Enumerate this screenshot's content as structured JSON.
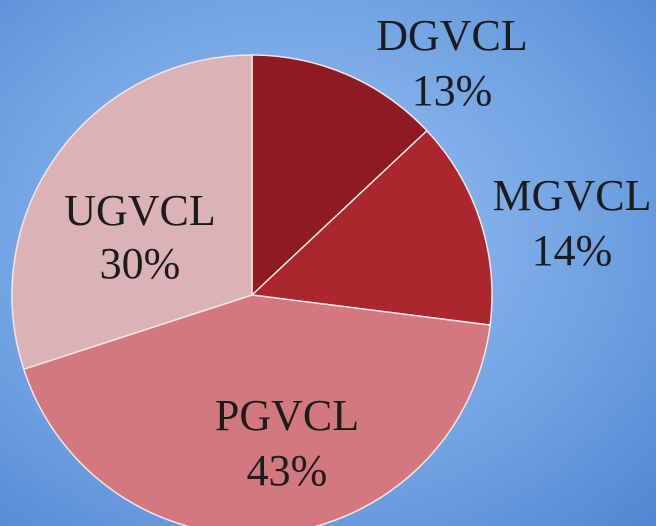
{
  "chart_data": {
    "type": "pie",
    "categories": [
      "DGVCL",
      "MGVCL",
      "PGVCL",
      "UGVCL"
    ],
    "values": [
      13,
      14,
      43,
      30
    ],
    "value_labels": [
      "13%",
      "14%",
      "43%",
      "30%"
    ],
    "colors": [
      "#8e1b22",
      "#ab262d",
      "#d4787f",
      "#dbb3b6"
    ]
  }
}
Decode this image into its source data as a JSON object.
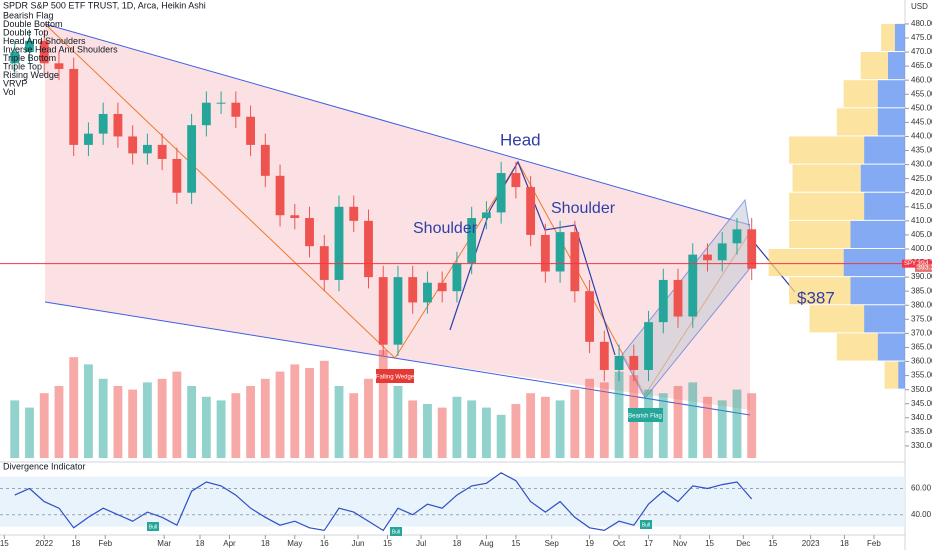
{
  "chart_data": {
    "type": "candlestick",
    "title": "SPDR S&P 500 ETF TRUST, 1D, Arca, Heikin Ashi",
    "indicators": [
      "Bearish Flag",
      "Double Bottom",
      "Double Top",
      "Head And Shoulders",
      "Inverse Head And Shoulders",
      "Triple Bottom",
      "Triple Top",
      "Rising Wedge",
      "VRVP",
      "Vol"
    ],
    "currency": "USD",
    "symbol": "SPY",
    "last_price": {
      "value": 394.79,
      "label": "394.79"
    },
    "second_price": {
      "value": 393.28,
      "label": "393.28"
    },
    "annotations": {
      "head": "Head",
      "left_shoulder": "Shoulder",
      "right_shoulder": "Shoulder",
      "target": "$387",
      "falling_wedge": "Falling Wedge",
      "bearish_flag": "Bearish Flag",
      "bull_1": "Bull",
      "bull_2": "Bull",
      "bull_3": "Bull"
    },
    "up_color": "#26a69a",
    "down_color": "#ef5350",
    "x": [
      1,
      2,
      3,
      4,
      5,
      6,
      7,
      8,
      9,
      10,
      11,
      12,
      13,
      14,
      15,
      16,
      17,
      18,
      19,
      20,
      21,
      22,
      23,
      24,
      25,
      26,
      27,
      28,
      29,
      30,
      31,
      32,
      33,
      34,
      35,
      36,
      37,
      38,
      39,
      40,
      41,
      42,
      43,
      44,
      45,
      46,
      47,
      48,
      49,
      50,
      51
    ],
    "open": [
      466,
      470,
      474,
      466,
      464,
      437,
      441,
      448,
      440,
      434,
      437,
      432,
      420,
      444,
      452,
      452,
      447,
      437,
      426,
      412,
      411,
      401,
      389,
      415,
      410,
      390,
      366,
      390,
      381,
      388,
      385,
      395,
      411,
      413,
      427,
      422,
      405,
      392,
      406,
      385,
      367,
      357,
      362,
      357,
      374,
      389,
      376,
      398,
      396,
      402,
      407
    ],
    "high": [
      474,
      478,
      478,
      470,
      468,
      445,
      452,
      452,
      444,
      441,
      441,
      436,
      448,
      456,
      456,
      456,
      451,
      441,
      430,
      416,
      415,
      405,
      419,
      419,
      414,
      394,
      394,
      394,
      392,
      392,
      399,
      415,
      417,
      431,
      431,
      426,
      409,
      410,
      410,
      389,
      371,
      366,
      366,
      378,
      393,
      393,
      402,
      402,
      406,
      411,
      411
    ],
    "low": [
      462,
      466,
      462,
      460,
      433,
      433,
      437,
      436,
      430,
      430,
      428,
      416,
      416,
      440,
      448,
      443,
      433,
      422,
      408,
      407,
      397,
      385,
      385,
      406,
      386,
      362,
      362,
      377,
      377,
      381,
      381,
      391,
      407,
      409,
      418,
      401,
      388,
      388,
      381,
      363,
      353,
      353,
      353,
      353,
      370,
      372,
      372,
      392,
      392,
      398,
      389
    ],
    "close": [
      470,
      474,
      466,
      464,
      437,
      441,
      448,
      440,
      434,
      437,
      432,
      420,
      444,
      452,
      452,
      447,
      437,
      426,
      412,
      411,
      401,
      389,
      415,
      410,
      390,
      366,
      390,
      381,
      388,
      385,
      395,
      411,
      413,
      427,
      422,
      405,
      392,
      406,
      385,
      367,
      357,
      362,
      357,
      374,
      389,
      376,
      398,
      396,
      402,
      407,
      393
    ],
    "volume": [
      80,
      70,
      90,
      100,
      140,
      130,
      110,
      100,
      95,
      105,
      110,
      120,
      100,
      85,
      80,
      90,
      100,
      110,
      120,
      130,
      125,
      135,
      100,
      90,
      110,
      150,
      100,
      80,
      75,
      70,
      85,
      80,
      70,
      60,
      75,
      90,
      85,
      80,
      95,
      110,
      105,
      120,
      115,
      95,
      90,
      100,
      105,
      85,
      80,
      95,
      90
    ],
    "volume_lim": [
      0,
      250
    ],
    "xlim": [
      0,
      61.4
    ],
    "xticks": [
      {
        "value": 0.29,
        "label": "15"
      },
      {
        "value": 3,
        "label": "2022"
      },
      {
        "value": 5.14,
        "label": "18"
      },
      {
        "value": 7.14,
        "label": "Feb"
      },
      {
        "value": 11.14,
        "label": "Mar"
      },
      {
        "value": 13.57,
        "label": "18"
      },
      {
        "value": 15.57,
        "label": "Apr"
      },
      {
        "value": 18,
        "label": "18"
      },
      {
        "value": 20,
        "label": "May"
      },
      {
        "value": 22,
        "label": "16"
      },
      {
        "value": 24.29,
        "label": "Jun"
      },
      {
        "value": 26.29,
        "label": "15"
      },
      {
        "value": 28.57,
        "label": "Jul"
      },
      {
        "value": 31,
        "label": "18"
      },
      {
        "value": 33,
        "label": "Aug"
      },
      {
        "value": 35,
        "label": "15"
      },
      {
        "value": 37.43,
        "label": "Sep"
      },
      {
        "value": 40,
        "label": "19"
      },
      {
        "value": 42,
        "label": "Oct"
      },
      {
        "value": 44,
        "label": "17"
      },
      {
        "value": 46.14,
        "label": "Nov"
      },
      {
        "value": 48.14,
        "label": "15"
      },
      {
        "value": 50.43,
        "label": "Dec"
      },
      {
        "value": 52.43,
        "label": "15"
      },
      {
        "value": 55,
        "label": "2023"
      },
      {
        "value": 57.29,
        "label": "18"
      },
      {
        "value": 59.29,
        "label": "Feb"
      }
    ],
    "ylim": [
      325,
      488.5
    ],
    "yticks": [
      {
        "value": 330,
        "label": "330.00"
      },
      {
        "value": 335,
        "label": "335.00"
      },
      {
        "value": 340,
        "label": "340.00"
      },
      {
        "value": 345,
        "label": "345.00"
      },
      {
        "value": 350,
        "label": "350.00"
      },
      {
        "value": 355,
        "label": "355.00"
      },
      {
        "value": 360,
        "label": "360.00"
      },
      {
        "value": 365,
        "label": "365.00"
      },
      {
        "value": 370,
        "label": "370.00"
      },
      {
        "value": 375,
        "label": "375.00"
      },
      {
        "value": 380,
        "label": "380.00"
      },
      {
        "value": 385,
        "label": "385.00"
      },
      {
        "value": 390,
        "label": "390.00"
      },
      {
        "value": 395,
        "label": "395.00"
      },
      {
        "value": 400,
        "label": "400.00"
      },
      {
        "value": 405,
        "label": "405.00"
      },
      {
        "value": 410,
        "label": "410.00"
      },
      {
        "value": 415,
        "label": "415.00"
      },
      {
        "value": 420,
        "label": "420.00"
      },
      {
        "value": 425,
        "label": "425.00"
      },
      {
        "value": 430,
        "label": "430.00"
      },
      {
        "value": 435,
        "label": "435.00"
      },
      {
        "value": 440,
        "label": "440.00"
      },
      {
        "value": 445,
        "label": "445.00"
      },
      {
        "value": 450,
        "label": "450.00"
      },
      {
        "value": 455,
        "label": "455.00"
      },
      {
        "value": 460,
        "label": "460.00"
      },
      {
        "value": 465,
        "label": "465.00"
      },
      {
        "value": 470,
        "label": "470.00"
      },
      {
        "value": 475,
        "label": "475.00"
      },
      {
        "value": 480,
        "label": "480.00"
      }
    ],
    "volume_profile": {
      "bins": [
        350,
        360,
        370,
        380,
        390,
        400,
        410,
        420,
        430,
        440,
        450,
        460,
        470,
        480
      ],
      "up": [
        20,
        60,
        80,
        90,
        110,
        90,
        110,
        100,
        110,
        60,
        50,
        40,
        20
      ],
      "down": [
        10,
        40,
        60,
        80,
        90,
        80,
        60,
        65,
        60,
        40,
        40,
        25,
        15
      ],
      "up_color": "#fbd980",
      "down_color": "#5b8ef0",
      "xlim": [
        0,
        220
      ]
    },
    "oscillator": {
      "name": "Divergence Indicator",
      "color": "#2f4fc4",
      "ylim": [
        26,
        78
      ],
      "yticks": [
        {
          "value": 40,
          "label": "40.00"
        },
        {
          "value": 60,
          "label": "60.00"
        }
      ],
      "values": [
        55,
        60,
        50,
        45,
        30,
        38,
        45,
        40,
        35,
        42,
        38,
        32,
        58,
        65,
        62,
        55,
        45,
        38,
        32,
        35,
        30,
        28,
        45,
        42,
        35,
        28,
        45,
        40,
        48,
        45,
        55,
        62,
        64,
        72,
        66,
        50,
        42,
        50,
        38,
        30,
        28,
        35,
        32,
        48,
        58,
        50,
        62,
        60,
        63,
        65,
        52
      ]
    }
  }
}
———
Go through the data and gather every line that holds "Wedge".

      "Rising Wedge",
      "falling_wedge": "Falling Wedge",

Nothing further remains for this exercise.